Objective ▸
Can you write out all the lines word for word, with no pictures?

Records ▸
_ _ _ _ _
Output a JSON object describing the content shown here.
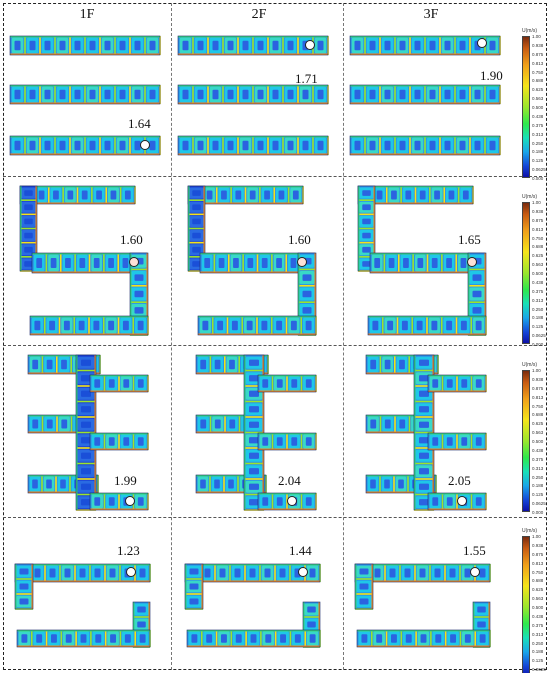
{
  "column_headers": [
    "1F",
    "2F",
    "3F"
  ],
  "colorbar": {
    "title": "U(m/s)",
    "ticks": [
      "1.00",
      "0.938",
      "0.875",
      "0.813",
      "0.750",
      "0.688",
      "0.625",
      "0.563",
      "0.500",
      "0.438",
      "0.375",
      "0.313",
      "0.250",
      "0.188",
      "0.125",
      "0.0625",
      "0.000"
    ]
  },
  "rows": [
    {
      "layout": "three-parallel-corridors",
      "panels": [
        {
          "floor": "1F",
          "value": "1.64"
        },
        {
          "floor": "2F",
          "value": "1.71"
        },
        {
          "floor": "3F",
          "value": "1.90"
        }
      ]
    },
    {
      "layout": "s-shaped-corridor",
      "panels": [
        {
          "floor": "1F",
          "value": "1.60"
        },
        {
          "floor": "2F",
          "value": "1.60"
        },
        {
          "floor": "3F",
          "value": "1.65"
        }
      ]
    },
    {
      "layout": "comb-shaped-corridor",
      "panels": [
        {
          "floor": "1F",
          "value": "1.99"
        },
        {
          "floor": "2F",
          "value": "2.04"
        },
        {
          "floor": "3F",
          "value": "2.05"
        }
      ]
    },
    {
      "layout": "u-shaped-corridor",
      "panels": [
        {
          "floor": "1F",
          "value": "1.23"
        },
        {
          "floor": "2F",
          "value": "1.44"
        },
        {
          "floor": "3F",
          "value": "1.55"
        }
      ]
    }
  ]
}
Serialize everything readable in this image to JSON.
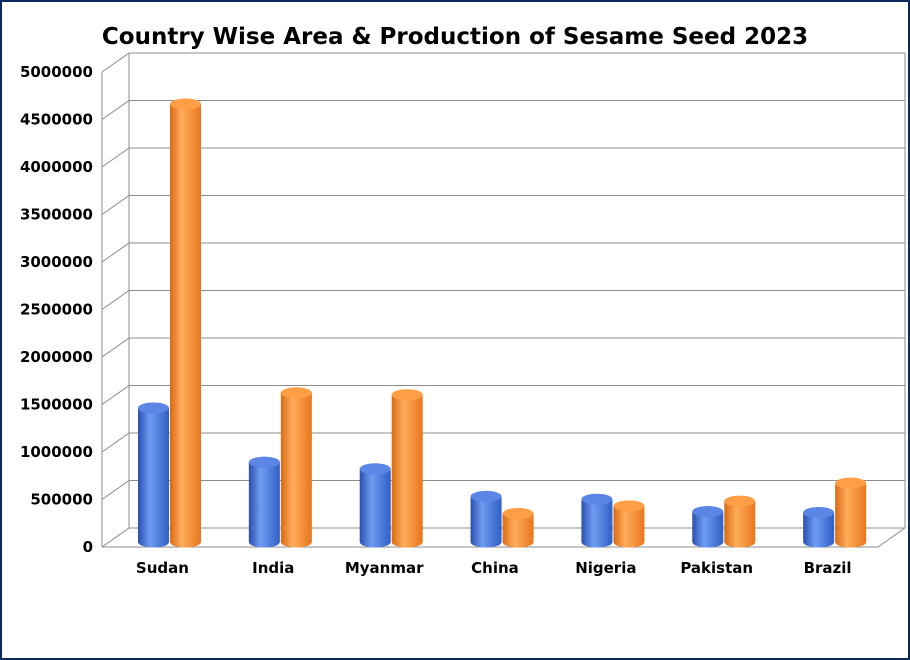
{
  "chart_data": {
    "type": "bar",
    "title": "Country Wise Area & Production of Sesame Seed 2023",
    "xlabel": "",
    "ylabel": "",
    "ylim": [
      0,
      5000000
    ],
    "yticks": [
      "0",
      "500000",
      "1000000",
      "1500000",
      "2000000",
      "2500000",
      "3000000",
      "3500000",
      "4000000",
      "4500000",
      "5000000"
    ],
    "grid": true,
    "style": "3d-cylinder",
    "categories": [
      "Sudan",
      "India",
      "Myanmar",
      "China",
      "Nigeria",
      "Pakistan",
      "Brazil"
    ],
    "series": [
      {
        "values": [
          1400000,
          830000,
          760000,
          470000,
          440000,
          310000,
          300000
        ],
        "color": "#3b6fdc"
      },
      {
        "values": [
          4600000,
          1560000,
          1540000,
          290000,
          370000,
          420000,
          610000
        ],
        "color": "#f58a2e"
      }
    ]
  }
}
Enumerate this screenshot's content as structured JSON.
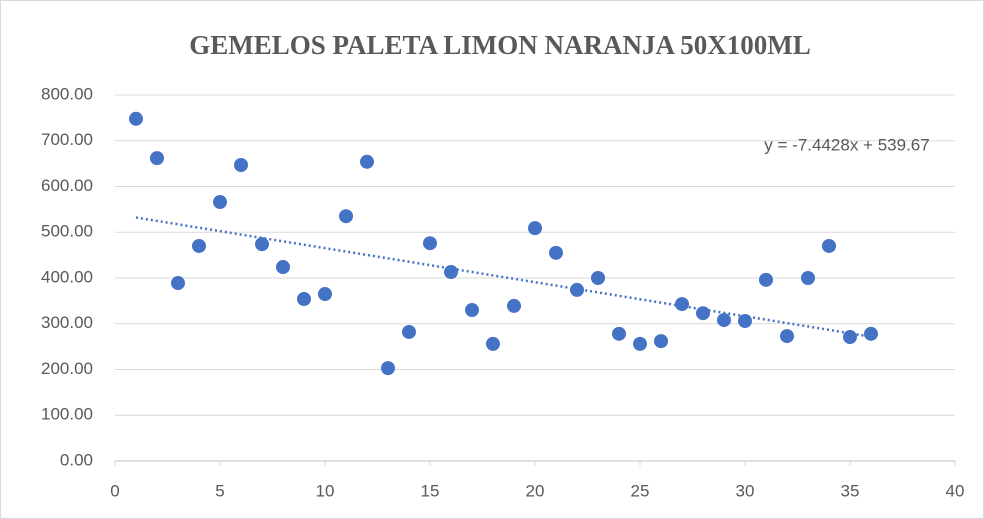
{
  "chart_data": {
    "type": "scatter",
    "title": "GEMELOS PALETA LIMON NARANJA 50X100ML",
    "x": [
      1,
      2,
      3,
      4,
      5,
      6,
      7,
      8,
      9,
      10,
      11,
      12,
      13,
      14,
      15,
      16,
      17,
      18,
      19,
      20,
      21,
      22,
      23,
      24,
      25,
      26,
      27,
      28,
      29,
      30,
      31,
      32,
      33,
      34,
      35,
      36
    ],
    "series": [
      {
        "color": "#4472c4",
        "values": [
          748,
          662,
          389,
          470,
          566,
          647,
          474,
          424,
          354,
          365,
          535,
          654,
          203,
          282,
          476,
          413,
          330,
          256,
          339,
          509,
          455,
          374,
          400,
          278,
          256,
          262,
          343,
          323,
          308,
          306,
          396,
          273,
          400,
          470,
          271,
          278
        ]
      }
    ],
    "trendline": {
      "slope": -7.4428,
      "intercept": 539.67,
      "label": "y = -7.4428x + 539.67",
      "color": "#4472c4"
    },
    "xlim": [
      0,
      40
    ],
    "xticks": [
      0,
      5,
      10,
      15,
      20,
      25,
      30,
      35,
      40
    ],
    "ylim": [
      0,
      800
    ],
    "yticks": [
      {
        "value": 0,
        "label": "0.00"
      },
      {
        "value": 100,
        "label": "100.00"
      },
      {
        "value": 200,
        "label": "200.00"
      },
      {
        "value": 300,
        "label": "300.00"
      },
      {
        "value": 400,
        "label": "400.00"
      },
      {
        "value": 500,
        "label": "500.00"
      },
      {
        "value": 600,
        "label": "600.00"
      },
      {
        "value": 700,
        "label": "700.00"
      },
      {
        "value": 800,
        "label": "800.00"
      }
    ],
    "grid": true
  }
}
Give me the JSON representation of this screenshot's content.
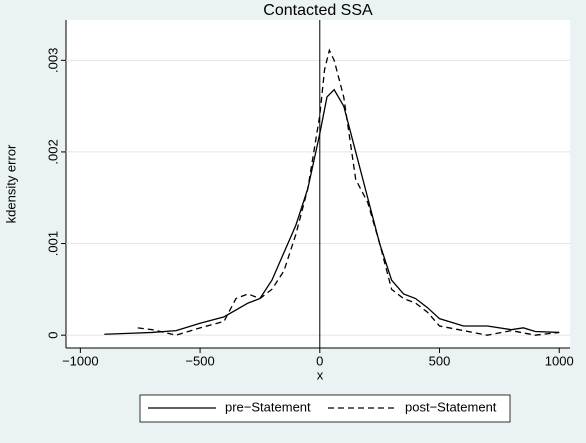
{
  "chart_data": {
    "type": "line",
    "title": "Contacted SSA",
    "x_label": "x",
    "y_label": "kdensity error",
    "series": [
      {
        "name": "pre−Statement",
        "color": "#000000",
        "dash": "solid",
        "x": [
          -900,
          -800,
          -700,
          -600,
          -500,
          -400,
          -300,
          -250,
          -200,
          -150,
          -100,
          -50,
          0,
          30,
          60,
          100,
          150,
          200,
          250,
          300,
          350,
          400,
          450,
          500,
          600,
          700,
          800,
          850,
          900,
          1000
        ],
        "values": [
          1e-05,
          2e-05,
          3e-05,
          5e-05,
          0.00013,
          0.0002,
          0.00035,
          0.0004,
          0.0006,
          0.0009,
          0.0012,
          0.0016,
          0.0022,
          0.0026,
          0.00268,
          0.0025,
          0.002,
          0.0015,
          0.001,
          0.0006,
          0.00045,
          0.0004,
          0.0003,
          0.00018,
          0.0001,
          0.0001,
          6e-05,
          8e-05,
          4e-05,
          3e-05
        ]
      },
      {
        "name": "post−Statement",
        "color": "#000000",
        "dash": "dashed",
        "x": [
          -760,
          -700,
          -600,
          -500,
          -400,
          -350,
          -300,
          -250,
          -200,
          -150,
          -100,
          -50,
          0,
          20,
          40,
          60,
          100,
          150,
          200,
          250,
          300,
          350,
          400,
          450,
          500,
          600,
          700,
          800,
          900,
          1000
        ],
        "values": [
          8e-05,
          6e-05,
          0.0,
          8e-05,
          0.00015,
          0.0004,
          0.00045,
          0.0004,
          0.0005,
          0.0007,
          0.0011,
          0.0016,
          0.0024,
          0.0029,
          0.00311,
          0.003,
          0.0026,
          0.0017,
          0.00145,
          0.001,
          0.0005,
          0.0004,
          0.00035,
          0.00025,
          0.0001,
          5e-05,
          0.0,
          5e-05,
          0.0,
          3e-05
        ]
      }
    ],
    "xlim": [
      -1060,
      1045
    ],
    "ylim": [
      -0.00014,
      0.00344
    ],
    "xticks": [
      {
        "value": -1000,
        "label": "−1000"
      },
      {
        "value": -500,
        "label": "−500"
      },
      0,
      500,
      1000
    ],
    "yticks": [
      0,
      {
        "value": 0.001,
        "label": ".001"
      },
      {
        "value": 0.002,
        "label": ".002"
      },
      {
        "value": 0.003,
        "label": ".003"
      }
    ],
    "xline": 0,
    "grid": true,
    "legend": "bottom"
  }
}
_ _ _ _ _
Task answer ▸
Output a JSON object describing the content shown here.
{
  "column_headers": [
    "1F",
    "2F",
    "3F"
  ],
  "colorbar": {
    "title": "U(m/s)",
    "ticks": [
      "1.00",
      "0.938",
      "0.875",
      "0.813",
      "0.750",
      "0.688",
      "0.625",
      "0.563",
      "0.500",
      "0.438",
      "0.375",
      "0.313",
      "0.250",
      "0.188",
      "0.125",
      "0.0625",
      "0.000"
    ]
  },
  "rows": [
    {
      "layout": "three-parallel-corridors",
      "panels": [
        {
          "floor": "1F",
          "value": "1.64"
        },
        {
          "floor": "2F",
          "value": "1.71"
        },
        {
          "floor": "3F",
          "value": "1.90"
        }
      ]
    },
    {
      "layout": "s-shaped-corridor",
      "panels": [
        {
          "floor": "1F",
          "value": "1.60"
        },
        {
          "floor": "2F",
          "value": "1.60"
        },
        {
          "floor": "3F",
          "value": "1.65"
        }
      ]
    },
    {
      "layout": "comb-shaped-corridor",
      "panels": [
        {
          "floor": "1F",
          "value": "1.99"
        },
        {
          "floor": "2F",
          "value": "2.04"
        },
        {
          "floor": "3F",
          "value": "2.05"
        }
      ]
    },
    {
      "layout": "u-shaped-corridor",
      "panels": [
        {
          "floor": "1F",
          "value": "1.23"
        },
        {
          "floor": "2F",
          "value": "1.44"
        },
        {
          "floor": "3F",
          "value": "1.55"
        }
      ]
    }
  ]
}
Serialize everything readable in this image to JSON.
{
  "chart_data": {
    "type": "bar",
    "title": "Country Wise Area & Production of Sesame Seed 2023",
    "xlabel": "",
    "ylabel": "",
    "ylim": [
      0,
      5000000
    ],
    "yticks": [
      "0",
      "500000",
      "1000000",
      "1500000",
      "2000000",
      "2500000",
      "3000000",
      "3500000",
      "4000000",
      "4500000",
      "5000000"
    ],
    "grid": true,
    "style": "3d-cylinder",
    "categories": [
      "Sudan",
      "India",
      "Myanmar",
      "China",
      "Nigeria",
      "Pakistan",
      "Brazil"
    ],
    "series": [
      {
        "values": [
          1400000,
          830000,
          760000,
          470000,
          440000,
          310000,
          300000
        ],
        "color": "#3b6fdc"
      },
      {
        "values": [
          4600000,
          1560000,
          1540000,
          290000,
          370000,
          420000,
          610000
        ],
        "color": "#f58a2e"
      }
    ]
  }
}
Enumerate this screenshot's content as structured JSON.
{
  "chart_data": {
    "type": "scatter",
    "title": "GEMELOS PALETA LIMON NARANJA 50X100ML",
    "x": [
      1,
      2,
      3,
      4,
      5,
      6,
      7,
      8,
      9,
      10,
      11,
      12,
      13,
      14,
      15,
      16,
      17,
      18,
      19,
      20,
      21,
      22,
      23,
      24,
      25,
      26,
      27,
      28,
      29,
      30,
      31,
      32,
      33,
      34,
      35,
      36
    ],
    "series": [
      {
        "color": "#4472c4",
        "values": [
          748,
          662,
          389,
          470,
          566,
          647,
          474,
          424,
          354,
          365,
          535,
          654,
          203,
          282,
          476,
          413,
          330,
          256,
          339,
          509,
          455,
          374,
          400,
          278,
          256,
          262,
          343,
          323,
          308,
          306,
          396,
          273,
          400,
          470,
          271,
          278
        ]
      }
    ],
    "trendline": {
      "slope": -7.4428,
      "intercept": 539.67,
      "label": "y = -7.4428x + 539.67",
      "color": "#4472c4"
    },
    "xlim": [
      0,
      40
    ],
    "xticks": [
      0,
      5,
      10,
      15,
      20,
      25,
      30,
      35,
      40
    ],
    "ylim": [
      0,
      800
    ],
    "yticks": [
      {
        "value": 0,
        "label": "0.00"
      },
      {
        "value": 100,
        "label": "100.00"
      },
      {
        "value": 200,
        "label": "200.00"
      },
      {
        "value": 300,
        "label": "300.00"
      },
      {
        "value": 400,
        "label": "400.00"
      },
      {
        "value": 500,
        "label": "500.00"
      },
      {
        "value": 600,
        "label": "600.00"
      },
      {
        "value": 700,
        "label": "700.00"
      },
      {
        "value": 800,
        "label": "800.00"
      }
    ],
    "grid": true
  }
}
Give me the JSON representation of this screenshot's content.
{
  "chart_data": {
    "type": "line",
    "title": "Contacted SSA",
    "x_label": "x",
    "y_label": "kdensity error",
    "series": [
      {
        "name": "pre−Statement",
        "color": "#000000",
        "dash": "solid",
        "x": [
          -900,
          -800,
          -700,
          -600,
          -500,
          -400,
          -300,
          -250,
          -200,
          -150,
          -100,
          -50,
          0,
          30,
          60,
          100,
          150,
          200,
          250,
          300,
          350,
          400,
          450,
          500,
          600,
          700,
          800,
          850,
          900,
          1000
        ],
        "values": [
          1e-05,
          2e-05,
          3e-05,
          5e-05,
          0.00013,
          0.0002,
          0.00035,
          0.0004,
          0.0006,
          0.0009,
          0.0012,
          0.0016,
          0.0022,
          0.0026,
          0.00268,
          0.0025,
          0.002,
          0.0015,
          0.001,
          0.0006,
          0.00045,
          0.0004,
          0.0003,
          0.00018,
          0.0001,
          0.0001,
          6e-05,
          8e-05,
          4e-05,
          3e-05
        ]
      },
      {
        "name": "post−Statement",
        "color": "#000000",
        "dash": "dashed",
        "x": [
          -760,
          -700,
          -600,
          -500,
          -400,
          -350,
          -300,
          -250,
          -200,
          -150,
          -100,
          -50,
          0,
          20,
          40,
          60,
          100,
          150,
          200,
          250,
          300,
          350,
          400,
          450,
          500,
          600,
          700,
          800,
          900,
          1000
        ],
        "values": [
          8e-05,
          6e-05,
          0.0,
          8e-05,
          0.00015,
          0.0004,
          0.00045,
          0.0004,
          0.0005,
          0.0007,
          0.0011,
          0.0016,
          0.0024,
          0.0029,
          0.00311,
          0.003,
          0.0026,
          0.0017,
          0.00145,
          0.001,
          0.0005,
          0.0004,
          0.00035,
          0.00025,
          0.0001,
          5e-05,
          0.0,
          5e-05,
          0.0,
          3e-05
        ]
      }
    ],
    "xlim": [
      -1060,
      1045
    ],
    "ylim": [
      -0.00014,
      0.00344
    ],
    "xticks": [
      {
        "value": -1000,
        "label": "−1000"
      },
      {
        "value": -500,
        "label": "−500"
      },
      0,
      500,
      1000
    ],
    "yticks": [
      0,
      {
        "value": 0.001,
        "label": ".001"
      },
      {
        "value": 0.002,
        "label": ".002"
      },
      {
        "value": 0.003,
        "label": ".003"
      }
    ],
    "xline": 0,
    "grid": true,
    "legend": "bottom"
  }
}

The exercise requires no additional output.